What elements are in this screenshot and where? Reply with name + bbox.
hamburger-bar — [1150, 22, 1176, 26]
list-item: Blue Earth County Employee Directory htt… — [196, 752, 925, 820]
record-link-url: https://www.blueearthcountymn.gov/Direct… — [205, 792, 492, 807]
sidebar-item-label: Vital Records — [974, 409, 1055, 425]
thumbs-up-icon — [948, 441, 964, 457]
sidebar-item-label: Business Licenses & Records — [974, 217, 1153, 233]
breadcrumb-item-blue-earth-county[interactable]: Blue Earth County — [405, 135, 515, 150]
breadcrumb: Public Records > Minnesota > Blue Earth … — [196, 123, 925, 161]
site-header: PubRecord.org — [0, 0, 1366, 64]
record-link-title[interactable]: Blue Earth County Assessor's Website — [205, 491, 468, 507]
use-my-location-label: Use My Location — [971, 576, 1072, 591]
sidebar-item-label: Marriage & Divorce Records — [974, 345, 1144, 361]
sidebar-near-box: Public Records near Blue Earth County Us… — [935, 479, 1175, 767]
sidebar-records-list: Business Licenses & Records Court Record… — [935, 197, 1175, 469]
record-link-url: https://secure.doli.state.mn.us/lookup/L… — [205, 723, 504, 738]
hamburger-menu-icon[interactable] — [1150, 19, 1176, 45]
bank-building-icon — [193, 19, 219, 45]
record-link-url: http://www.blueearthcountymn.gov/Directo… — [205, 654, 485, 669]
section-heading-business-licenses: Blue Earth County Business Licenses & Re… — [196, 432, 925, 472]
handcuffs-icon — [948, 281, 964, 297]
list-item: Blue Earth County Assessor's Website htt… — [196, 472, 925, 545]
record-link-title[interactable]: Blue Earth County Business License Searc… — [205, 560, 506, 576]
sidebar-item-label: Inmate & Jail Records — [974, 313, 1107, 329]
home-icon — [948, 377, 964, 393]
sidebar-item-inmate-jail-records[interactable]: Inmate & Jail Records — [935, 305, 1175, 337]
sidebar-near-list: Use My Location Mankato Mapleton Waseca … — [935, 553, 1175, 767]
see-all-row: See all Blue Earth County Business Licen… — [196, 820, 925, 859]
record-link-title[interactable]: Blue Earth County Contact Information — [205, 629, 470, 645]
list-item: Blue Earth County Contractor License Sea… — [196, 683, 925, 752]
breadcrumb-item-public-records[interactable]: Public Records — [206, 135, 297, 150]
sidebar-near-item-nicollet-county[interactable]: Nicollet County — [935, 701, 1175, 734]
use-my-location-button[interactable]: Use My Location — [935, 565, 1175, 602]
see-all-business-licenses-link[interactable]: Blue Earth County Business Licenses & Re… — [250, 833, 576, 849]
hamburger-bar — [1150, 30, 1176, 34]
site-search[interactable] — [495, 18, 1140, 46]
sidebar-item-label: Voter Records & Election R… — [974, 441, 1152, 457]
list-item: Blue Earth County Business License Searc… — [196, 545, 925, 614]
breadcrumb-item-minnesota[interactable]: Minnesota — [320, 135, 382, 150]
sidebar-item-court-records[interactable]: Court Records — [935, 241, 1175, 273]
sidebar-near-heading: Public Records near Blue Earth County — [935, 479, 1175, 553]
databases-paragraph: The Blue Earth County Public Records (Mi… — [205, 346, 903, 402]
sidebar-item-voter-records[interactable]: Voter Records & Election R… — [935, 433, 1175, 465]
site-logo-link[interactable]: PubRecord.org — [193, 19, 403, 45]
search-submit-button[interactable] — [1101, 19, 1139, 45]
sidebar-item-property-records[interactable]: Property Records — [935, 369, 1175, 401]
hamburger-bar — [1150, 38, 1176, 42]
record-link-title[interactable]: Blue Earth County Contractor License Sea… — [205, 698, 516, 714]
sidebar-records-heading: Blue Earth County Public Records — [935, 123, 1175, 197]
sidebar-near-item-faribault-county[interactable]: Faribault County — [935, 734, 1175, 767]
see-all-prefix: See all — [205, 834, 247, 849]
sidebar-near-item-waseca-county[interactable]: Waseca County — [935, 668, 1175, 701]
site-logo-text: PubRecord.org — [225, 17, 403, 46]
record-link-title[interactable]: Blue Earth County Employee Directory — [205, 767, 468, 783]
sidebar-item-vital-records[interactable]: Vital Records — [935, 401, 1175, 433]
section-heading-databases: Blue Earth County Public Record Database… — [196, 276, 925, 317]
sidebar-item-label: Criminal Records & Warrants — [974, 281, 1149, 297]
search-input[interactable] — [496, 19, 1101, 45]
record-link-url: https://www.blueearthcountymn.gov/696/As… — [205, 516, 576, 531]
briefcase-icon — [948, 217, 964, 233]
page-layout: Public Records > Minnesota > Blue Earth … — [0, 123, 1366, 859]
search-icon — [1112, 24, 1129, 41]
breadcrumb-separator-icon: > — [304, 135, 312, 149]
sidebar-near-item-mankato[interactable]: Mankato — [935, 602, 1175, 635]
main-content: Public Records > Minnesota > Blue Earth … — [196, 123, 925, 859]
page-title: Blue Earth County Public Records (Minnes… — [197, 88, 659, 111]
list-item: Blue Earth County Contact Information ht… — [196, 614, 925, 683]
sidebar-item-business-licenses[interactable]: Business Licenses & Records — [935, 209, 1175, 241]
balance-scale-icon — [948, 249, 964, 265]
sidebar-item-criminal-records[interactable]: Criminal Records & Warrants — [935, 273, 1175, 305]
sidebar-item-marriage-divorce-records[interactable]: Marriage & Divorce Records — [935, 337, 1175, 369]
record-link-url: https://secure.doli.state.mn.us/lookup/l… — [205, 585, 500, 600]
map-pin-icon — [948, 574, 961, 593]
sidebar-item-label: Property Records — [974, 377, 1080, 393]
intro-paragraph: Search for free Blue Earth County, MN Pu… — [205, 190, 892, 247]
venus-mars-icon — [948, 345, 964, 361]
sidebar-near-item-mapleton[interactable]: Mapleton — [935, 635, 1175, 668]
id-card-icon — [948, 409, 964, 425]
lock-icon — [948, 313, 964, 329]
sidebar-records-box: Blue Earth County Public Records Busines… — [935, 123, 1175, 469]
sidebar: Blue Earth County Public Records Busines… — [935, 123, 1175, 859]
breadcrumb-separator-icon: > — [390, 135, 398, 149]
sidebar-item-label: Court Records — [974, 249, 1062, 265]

########################################

## WRITTEN PROBLEM
Please render every line of the records above as a JSON list of strings, one string per line, omitting any blank lines.

## REPLY
[
  "What elements are in this screenshot and where? Reply with name + bbox.",
  "hamburger-bar — [1150, 22, 1176, 26]",
  "list-item: Blue Earth County Employee Directory htt… — [196, 752, 925, 820]",
  "record-link-url: https://www.blueearthcountymn.gov/Direct… — [205, 792, 492, 807]",
  "sidebar-item-label: Vital Records — [974, 409, 1055, 425]",
  "thumbs-up-icon — [948, 441, 964, 457]",
  "sidebar-item-label: Business Licenses & Records — [974, 217, 1153, 233]",
  "breadcrumb-item-blue-earth-county[interactable]: Blue Earth County — [405, 135, 515, 150]",
  "breadcrumb: Public Records > Minnesota > Blue Earth … — [196, 123, 925, 161]",
  "site-header: PubRecord.org — [0, 0, 1366, 64]",
  "record-link-title[interactable]: Blue Earth County Assessor's Website — [205, 491, 468, 507]",
  "use-my-location-label: Use My Location — [971, 576, 1072, 591]",
  "sidebar-item-label: Marriage & Divorce Records — [974, 345, 1144, 361]",
  "sidebar-near-box: Public Records near Blue Earth County Us… — [935, 479, 1175, 767]",
  "sidebar-records-list: Business Licenses & Records Court Record… — [935, 197, 1175, 469]",
  "record-link-url: https://secure.doli.state.mn.us/lookup/L… — [205, 723, 504, 738]",
  "hamburger-menu-icon[interactable] — [1150, 19, 1176, 45]",
  "bank-building-icon — [193, 19, 219, 45]",
  "record-link-url: http://www.blueearthcountymn.gov/Directo… — [205, 654, 485, 669]",
  "section-heading-business-licenses: Blue Earth County Business Licenses & Re… — [196, 432, 925, 472]",
  "handcuffs-icon — [948, 281, 964, 297]",
  "list-item: Blue Earth County Assessor's Website htt… — [196, 472, 925, 545]",
  "record-link-title[interactable]: Blue Earth County Business License Searc… — [205, 560, 506, 576]",
  "sidebar-item-label: Inmate & Jail Records — [974, 313, 1107, 329]",
  "home-icon — [948, 377, 964, 393]",
  "sidebar-item-inmate-jail-records[interactable]: Inmate & Jail Records — [935, 305, 1175, 337]",
  "sidebar-near-list: Use My Location Mankato Mapleton Waseca … — [935, 553, 1175, 767]",
  "see-all-row: See all Blue Earth County Business Licen… — [196, 820, 925, 859]",
  "record-link-title[interactable]: Blue Earth County Contact Information — [205, 629, 470, 645]",
  "list-item: Blue Earth County Contractor License Sea… — [196, 683, 925, 752]",
  "breadcrumb-item-public-records[interactable]: Public Records — [206, 135, 297, 150]",
  "sidebar-near-item-nicollet-county[interactable]: Nicollet County — [935, 701, 1175, 734]",
  "use-my-location-button[interactable]: Use My Location — [935, 565, 1175, 602]",
  "see-all-business-licenses-link[interactable]: Blue Earth County Business Licenses & Re… — [250, 833, 576, 849]",
  "hamburger-bar — [1150, 30, 1176, 34]",
  "site-search[interactable] — [495, 18, 1140, 46]",
  "sidebar-item-label: Voter Records & Election R… — [974, 441, 1152, 457]",
  "list-item: Blue Earth County Business License Searc… — [196, 545, 925, 614]",
  "breadcrumb-item-minnesota[interactable]: Minnesota — [320, 135, 382, 150]",
  "sidebar-item-court-records[interactable]: Court Records — [935, 241, 1175, 273]",
  "sidebar-near-heading: Public Records near Blue Earth County — [935, 479, 1175, 553]",
  "databases-paragraph: The Blue Earth County Public Records (Mi… — [205, 346, 903, 402]",
  "sidebar-item-voter-records[interactable]: Voter Records & Election R… — [935, 433, 1175, 465]",
  "site-logo-link[interactable]: PubRecord.org — [193, 19, 403, 45]",
  "search-submit-button[interactable] — [1101, 19, 1139, 45]",
  "sidebar-item-property-records[interactable]: Property Records — [935, 369, 1175, 401]",
  "hamburger-bar — [1150, 38, 1176, 42]",
  "record-link-title[interactable]: Blue Earth County Contractor License Sea… — [205, 698, 516, 714]",
  "sidebar-records-heading: Blue Earth County Public Records — [935, 123, 1175, 197]",
  "sidebar-near-item-faribault-county[interactable]: Faribault County — [935, 734, 1175, 767]",
  "see-all-prefix: See all — [205, 834, 247, 849]",
  "sidebar-near-item-waseca-county[interactable]: Waseca County — [935, 668, 1175, 701]",
  "site-logo-text: PubRecord.org — [225, 17, 403, 46]",
  "record-link-title[interactable]: Blue Earth County Employee Directory — [205, 767, 468, 783]",
  "sidebar-item-vital-records[interactable]: Vital Records — [935, 401, 1175, 433]",
  "section-heading-databases: Blue Earth County Public Record Database… — [196, 276, 925, 317]",
  "sidebar-item-label: Criminal Records & Warrants — [974, 281, 1149, 297]",
  "search-input[interactable] — [496, 19, 1101, 45]",
  "record-link-url: https://www.blueearthcountymn.gov/696/As… — [205, 516, 576, 531]",
  "briefcase-icon — [948, 217, 964, 233]",
  "page-layout: Public Records > Minnesota > Blue Earth … — [0, 123, 1366, 859]",
  "search-icon — [1112, 24, 1129, 41]",
  "breadcrumb-separator-icon: > — [304, 135, 312, 149]",
  "sidebar-near-item-mankato[interactable]: Mankato — [935, 602, 1175, 635]",
  "main-content: Public Records > Minnesota > Blue Earth … — [196, 123, 925, 859]",
  "page-title: Blue Earth County Public Records (Minnes… — [197, 88, 659, 111]",
  "list-item: Blue Earth County Contact Information ht… — [196, 614, 925, 683]",
  "sidebar-item-business-licenses[interactable]: Business Licenses & Records — [935, 209, 1175, 241]",
  "balance-scale-icon — [948, 249, 964, 265]",
  "sidebar-item-criminal-records[interactable]: Criminal Records & Warrants — [935, 273, 1175, 305]",
  "sidebar-item-marriage-divorce-records[interactable]: Marriage & Divorce Records — [935, 337, 1175, 369]",
  "record-link-url: https://secure.doli.state.mn.us/lookup/l… — [205, 585, 500, 600]",
  "map-pin-icon — [948, 574, 961, 593]",
  "sidebar-item-label: Property Records — [974, 377, 1080, 393]",
  "intro-paragraph: Search for free Blue Earth County, MN Pu… — [205, 190, 892, 247]",
  "venus-mars-icon — [948, 345, 964, 361]",
  "sidebar-near-item-mapleton[interactable]: Mapleton — [935, 635, 1175, 668]",
  "id-card-icon — [948, 409, 964, 425]",
  "lock-icon — [948, 313, 964, 329]",
  "sidebar-records-box: Blue Earth County Public Records Busines… — [935, 123, 1175, 469]",
  "sidebar: Blue Earth County Public Records Busines… — [935, 123, 1175, 859]",
  "breadcrumb-separator-icon: > — [390, 135, 398, 149]",
  "sidebar-item-label: Court Records — [974, 249, 1062, 265]"
]